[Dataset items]

----

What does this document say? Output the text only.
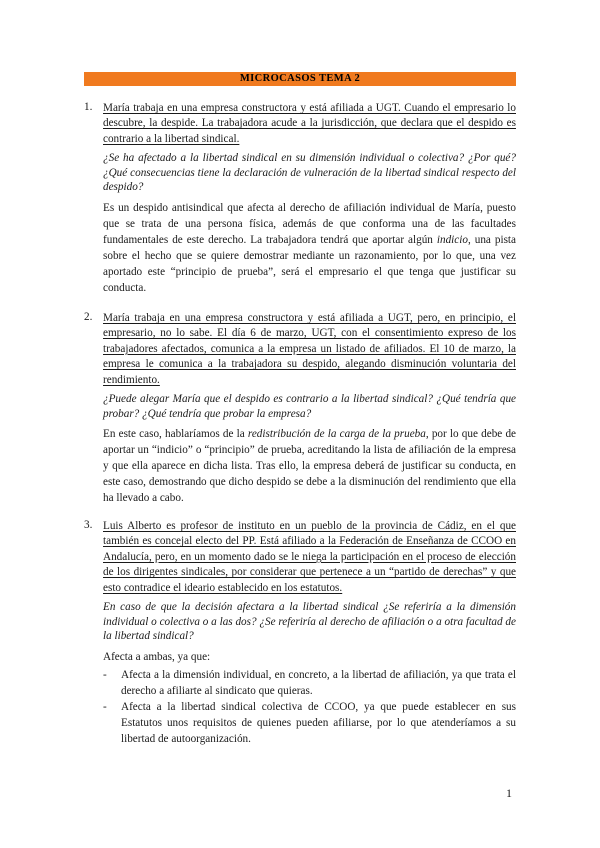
MICROCASOS TEMA 2
1. María trabaja en una empresa constructora y está afiliada a UGT. Cuando el empresario lo descubre, la despide. La trabajadora acude a la jurisdicción, que declara que el despido es contrario a la libertad sindical.
¿Se ha afectado a la libertad sindical en su dimensión individual o colectiva? ¿Por qué? ¿Qué consecuencias tiene la declaración de vulneración de la libertad sindical respecto del despido?
Es un despido antisindical que afecta al derecho de afiliación individual de María, puesto que se trata de una persona física, además de que conforma una de las facultades fundamentales de este derecho. La trabajadora tendrá que aportar algún indicio, una pista sobre el hecho que se quiere demostrar mediante un razonamiento, por lo que, una vez aportado este “principio de prueba”, será el empresario el que tenga que justificar su conducta.
2. María trabaja en una empresa constructora y está afiliada a UGT, pero, en principio, el empresario, no lo sabe. El día 6 de marzo, UGT, con el consentimiento expreso de los trabajadores afectados, comunica a la empresa un listado de afiliados. El 10 de marzo, la empresa le comunica a la trabajadora su despido, alegando disminución voluntaria del rendimiento.
¿Puede alegar María que el despido es contrario a la libertad sindical? ¿Qué tendría que probar? ¿Qué tendría que probar la empresa?
En este caso, hablaríamos de la redistribución de la carga de la prueba, por lo que debe de aportar un “indicio” o “principio” de prueba, acreditando la lista de afiliación de la empresa y que ella aparece en dicha lista. Tras ello, la empresa deberá de justificar su conducta, en este caso, demostrando que dicho despido se debe a la disminución del rendimiento que ella ha llevado a cabo.
3. Luis Alberto es profesor de instituto en un pueblo de la provincia de Cádiz, en el que también es concejal electo del PP. Está afiliado a la Federación de Enseñanza de CCOO en Andalucía, pero, en un momento dado se le niega la participación en el proceso de elección de los dirigentes sindicales, por considerar que pertenece a un “partido de derechas” y que esto contradice el ideario establecido en los estatutos.
En caso de que la decisión afectara a la libertad sindical ¿Se referiría a la dimensión individual o colectiva o a las dos? ¿Se referiría al derecho de afiliación o a otra facultad de la libertad sindical?
Afecta a ambas, ya que:
- Afecta a la dimensión individual, en concreto, a la libertad de afiliación, ya que trata el derecho a afiliarte al sindicato que quieras.
- Afecta a la libertad sindical colectiva de CCOO, ya que puede establecer en sus Estatutos unos requisitos de quienes pueden afiliarse, por lo que atenderíamos a su libertad de autoorganización.
1
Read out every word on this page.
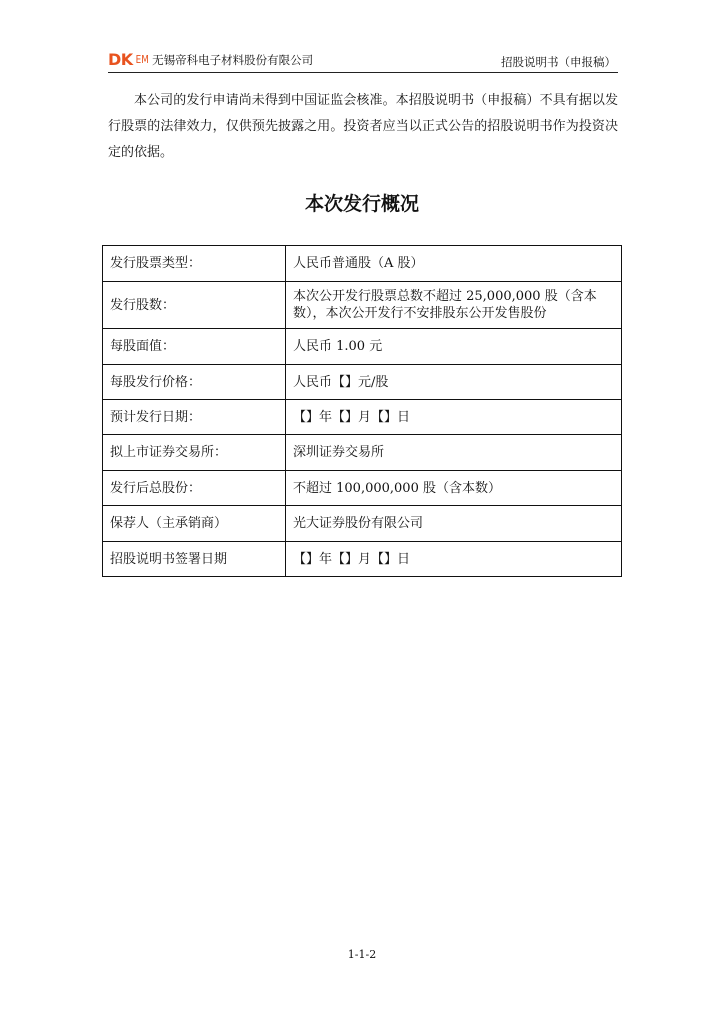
DK EM 无锡帝科电子材料股份有限公司	招股说明书（申报稿）
本公司的发行申请尚未得到中国证监会核准。本招股说明书（申报稿）不具有据以发行股票的法律效力，仅供预先披露之用。投资者应当以正式公告的招股说明书作为投资决定的依据。
本次发行概况
发行股票类型：	人民币普通股（A 股）
发行股数：	本次公开发行股票总数不超过 25,000,000 股（含本数），本次公开发行不安排股东公开发售股份
每股面值：	人民币 1.00 元
每股发行价格：	人民币【】元/股
预计发行日期：	【】年【】月【】日
拟上市证券交易所：	深圳证券交易所
发行后总股份：	不超过 100,000,000 股（含本数）
保荐人（主承销商）	光大证券股份有限公司
招股说明书签署日期	【】年【】月【】日
1-1-2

----

[Objective] From the listing above, copy all lines holding the word "this".

[Answer below]
What does this document say? Output the text only.
Read out every word on this page.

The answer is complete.